**WHAT THE EXERCISE ASKS:** Identify every line in the records below that contains the word "児童指導員", and reproduce each one.

[Saved data entries]
--------
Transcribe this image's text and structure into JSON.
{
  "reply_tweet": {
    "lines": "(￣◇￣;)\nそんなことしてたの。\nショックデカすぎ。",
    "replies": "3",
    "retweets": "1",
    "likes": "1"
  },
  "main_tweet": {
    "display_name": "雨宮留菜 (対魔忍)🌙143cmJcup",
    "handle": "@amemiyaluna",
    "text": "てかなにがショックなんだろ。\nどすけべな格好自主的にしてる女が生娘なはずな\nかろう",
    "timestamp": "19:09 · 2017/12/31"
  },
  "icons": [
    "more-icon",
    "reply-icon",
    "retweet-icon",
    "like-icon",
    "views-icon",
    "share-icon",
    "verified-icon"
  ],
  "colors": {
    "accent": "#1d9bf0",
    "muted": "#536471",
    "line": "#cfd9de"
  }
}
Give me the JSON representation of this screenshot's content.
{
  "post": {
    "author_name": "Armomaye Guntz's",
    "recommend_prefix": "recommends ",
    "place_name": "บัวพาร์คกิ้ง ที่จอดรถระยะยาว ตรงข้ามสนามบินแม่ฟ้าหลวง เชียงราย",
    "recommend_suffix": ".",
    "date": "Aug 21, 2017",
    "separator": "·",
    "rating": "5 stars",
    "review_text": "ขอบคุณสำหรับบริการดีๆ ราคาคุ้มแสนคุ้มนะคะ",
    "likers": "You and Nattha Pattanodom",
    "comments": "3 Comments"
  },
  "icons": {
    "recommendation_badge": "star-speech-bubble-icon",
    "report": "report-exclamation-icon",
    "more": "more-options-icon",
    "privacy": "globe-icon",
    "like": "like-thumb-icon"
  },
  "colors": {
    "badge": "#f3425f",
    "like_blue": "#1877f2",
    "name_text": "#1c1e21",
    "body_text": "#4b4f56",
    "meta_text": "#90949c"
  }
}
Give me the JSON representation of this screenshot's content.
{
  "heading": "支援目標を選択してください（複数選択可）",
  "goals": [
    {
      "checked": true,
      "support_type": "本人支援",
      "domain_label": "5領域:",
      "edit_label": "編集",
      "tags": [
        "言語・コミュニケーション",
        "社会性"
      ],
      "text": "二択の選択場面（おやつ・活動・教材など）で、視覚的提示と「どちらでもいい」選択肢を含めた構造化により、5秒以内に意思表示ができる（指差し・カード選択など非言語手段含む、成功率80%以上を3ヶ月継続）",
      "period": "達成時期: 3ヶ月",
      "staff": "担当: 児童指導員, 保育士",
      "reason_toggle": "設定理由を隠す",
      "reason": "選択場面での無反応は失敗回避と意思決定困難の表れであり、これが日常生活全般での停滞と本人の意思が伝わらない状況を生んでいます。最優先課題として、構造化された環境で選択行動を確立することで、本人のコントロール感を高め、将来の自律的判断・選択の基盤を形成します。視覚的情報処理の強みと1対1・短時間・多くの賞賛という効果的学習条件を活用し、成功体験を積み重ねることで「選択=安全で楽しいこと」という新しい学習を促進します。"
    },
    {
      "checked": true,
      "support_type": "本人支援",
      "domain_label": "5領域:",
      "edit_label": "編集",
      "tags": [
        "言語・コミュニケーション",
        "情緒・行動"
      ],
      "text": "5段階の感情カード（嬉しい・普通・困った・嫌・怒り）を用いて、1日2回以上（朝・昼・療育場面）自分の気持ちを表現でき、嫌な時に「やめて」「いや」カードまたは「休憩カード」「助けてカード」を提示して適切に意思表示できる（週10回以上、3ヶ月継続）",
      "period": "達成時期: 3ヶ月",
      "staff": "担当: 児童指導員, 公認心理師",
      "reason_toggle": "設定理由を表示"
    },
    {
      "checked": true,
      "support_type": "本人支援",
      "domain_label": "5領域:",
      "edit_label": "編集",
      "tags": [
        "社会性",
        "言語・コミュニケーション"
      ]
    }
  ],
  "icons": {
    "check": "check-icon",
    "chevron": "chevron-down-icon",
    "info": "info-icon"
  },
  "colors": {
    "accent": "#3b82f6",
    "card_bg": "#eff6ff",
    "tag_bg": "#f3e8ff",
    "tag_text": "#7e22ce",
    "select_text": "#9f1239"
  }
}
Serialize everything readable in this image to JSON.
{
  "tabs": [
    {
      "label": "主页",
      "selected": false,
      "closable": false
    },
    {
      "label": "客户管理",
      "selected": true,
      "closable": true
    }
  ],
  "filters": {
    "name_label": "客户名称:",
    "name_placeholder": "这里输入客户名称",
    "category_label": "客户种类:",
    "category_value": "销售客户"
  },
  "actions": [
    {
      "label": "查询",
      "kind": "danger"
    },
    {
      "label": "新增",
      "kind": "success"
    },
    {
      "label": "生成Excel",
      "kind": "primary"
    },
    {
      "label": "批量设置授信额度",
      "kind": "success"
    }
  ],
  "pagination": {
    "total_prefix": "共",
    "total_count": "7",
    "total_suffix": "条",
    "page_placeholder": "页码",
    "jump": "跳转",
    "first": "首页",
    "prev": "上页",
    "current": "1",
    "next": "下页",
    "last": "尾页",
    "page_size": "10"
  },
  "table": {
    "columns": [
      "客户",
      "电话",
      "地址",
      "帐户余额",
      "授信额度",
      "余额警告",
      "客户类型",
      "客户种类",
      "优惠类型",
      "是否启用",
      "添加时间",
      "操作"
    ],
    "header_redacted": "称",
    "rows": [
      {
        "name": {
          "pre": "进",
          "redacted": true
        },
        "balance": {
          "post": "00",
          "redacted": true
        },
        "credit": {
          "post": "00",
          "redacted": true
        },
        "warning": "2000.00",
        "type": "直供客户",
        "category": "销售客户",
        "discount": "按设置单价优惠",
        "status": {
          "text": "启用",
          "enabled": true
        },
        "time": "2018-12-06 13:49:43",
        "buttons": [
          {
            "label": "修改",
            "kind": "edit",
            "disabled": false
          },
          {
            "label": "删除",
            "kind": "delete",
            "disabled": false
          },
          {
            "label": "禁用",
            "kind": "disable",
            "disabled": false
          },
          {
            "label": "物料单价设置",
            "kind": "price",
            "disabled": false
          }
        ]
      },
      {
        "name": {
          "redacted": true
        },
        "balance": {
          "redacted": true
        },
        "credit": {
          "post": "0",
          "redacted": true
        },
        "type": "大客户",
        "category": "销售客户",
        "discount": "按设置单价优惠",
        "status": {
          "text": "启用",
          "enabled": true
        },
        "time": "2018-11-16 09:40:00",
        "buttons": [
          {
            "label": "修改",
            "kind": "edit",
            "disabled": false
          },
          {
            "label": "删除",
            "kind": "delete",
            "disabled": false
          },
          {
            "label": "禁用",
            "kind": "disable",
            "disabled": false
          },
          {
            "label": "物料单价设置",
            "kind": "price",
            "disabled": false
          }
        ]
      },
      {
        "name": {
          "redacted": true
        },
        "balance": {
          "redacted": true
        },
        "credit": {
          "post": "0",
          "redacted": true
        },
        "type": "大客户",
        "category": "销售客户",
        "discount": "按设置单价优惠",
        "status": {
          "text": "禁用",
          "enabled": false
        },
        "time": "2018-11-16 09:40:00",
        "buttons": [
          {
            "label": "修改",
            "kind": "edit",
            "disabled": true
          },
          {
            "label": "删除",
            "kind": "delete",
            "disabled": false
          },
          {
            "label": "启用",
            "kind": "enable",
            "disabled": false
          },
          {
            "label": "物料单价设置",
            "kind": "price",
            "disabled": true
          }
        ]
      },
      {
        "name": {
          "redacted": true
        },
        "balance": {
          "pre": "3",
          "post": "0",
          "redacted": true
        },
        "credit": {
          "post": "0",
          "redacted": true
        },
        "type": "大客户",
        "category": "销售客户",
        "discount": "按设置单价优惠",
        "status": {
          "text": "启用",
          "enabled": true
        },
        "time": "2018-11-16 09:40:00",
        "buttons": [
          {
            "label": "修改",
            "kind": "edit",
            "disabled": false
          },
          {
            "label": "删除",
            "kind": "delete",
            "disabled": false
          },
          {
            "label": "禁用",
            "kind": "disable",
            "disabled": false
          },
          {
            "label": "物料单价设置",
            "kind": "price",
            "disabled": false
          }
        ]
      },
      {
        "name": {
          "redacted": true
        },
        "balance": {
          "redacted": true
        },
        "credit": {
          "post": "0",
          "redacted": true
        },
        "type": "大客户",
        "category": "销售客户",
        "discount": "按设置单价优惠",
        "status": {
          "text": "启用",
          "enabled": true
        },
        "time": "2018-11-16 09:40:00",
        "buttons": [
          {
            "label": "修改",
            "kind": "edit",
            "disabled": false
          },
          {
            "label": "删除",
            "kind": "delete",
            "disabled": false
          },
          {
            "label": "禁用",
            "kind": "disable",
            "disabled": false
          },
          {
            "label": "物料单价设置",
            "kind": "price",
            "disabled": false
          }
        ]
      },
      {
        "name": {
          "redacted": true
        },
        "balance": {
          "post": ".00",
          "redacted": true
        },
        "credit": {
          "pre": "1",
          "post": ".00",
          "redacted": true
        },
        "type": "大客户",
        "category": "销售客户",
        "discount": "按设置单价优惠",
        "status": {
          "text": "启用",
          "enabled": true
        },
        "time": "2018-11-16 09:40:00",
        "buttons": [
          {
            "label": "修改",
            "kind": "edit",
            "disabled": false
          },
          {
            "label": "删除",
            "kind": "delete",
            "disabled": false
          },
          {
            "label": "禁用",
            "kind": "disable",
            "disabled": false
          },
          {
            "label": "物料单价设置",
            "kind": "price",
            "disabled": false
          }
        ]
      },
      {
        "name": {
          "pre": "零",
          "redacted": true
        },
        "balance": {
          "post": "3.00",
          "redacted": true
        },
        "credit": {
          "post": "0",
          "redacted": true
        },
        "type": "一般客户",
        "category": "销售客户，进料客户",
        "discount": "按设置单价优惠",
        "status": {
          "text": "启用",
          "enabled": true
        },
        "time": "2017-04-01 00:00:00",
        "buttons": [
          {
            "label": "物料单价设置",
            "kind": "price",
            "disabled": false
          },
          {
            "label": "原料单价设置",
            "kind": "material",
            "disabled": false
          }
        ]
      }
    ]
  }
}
--------
**ANSWER TO THE TASK:**
      "staff": "担当: 児童指導員, 保育士",
      "staff": "担当: 児童指導員, 公認心理師",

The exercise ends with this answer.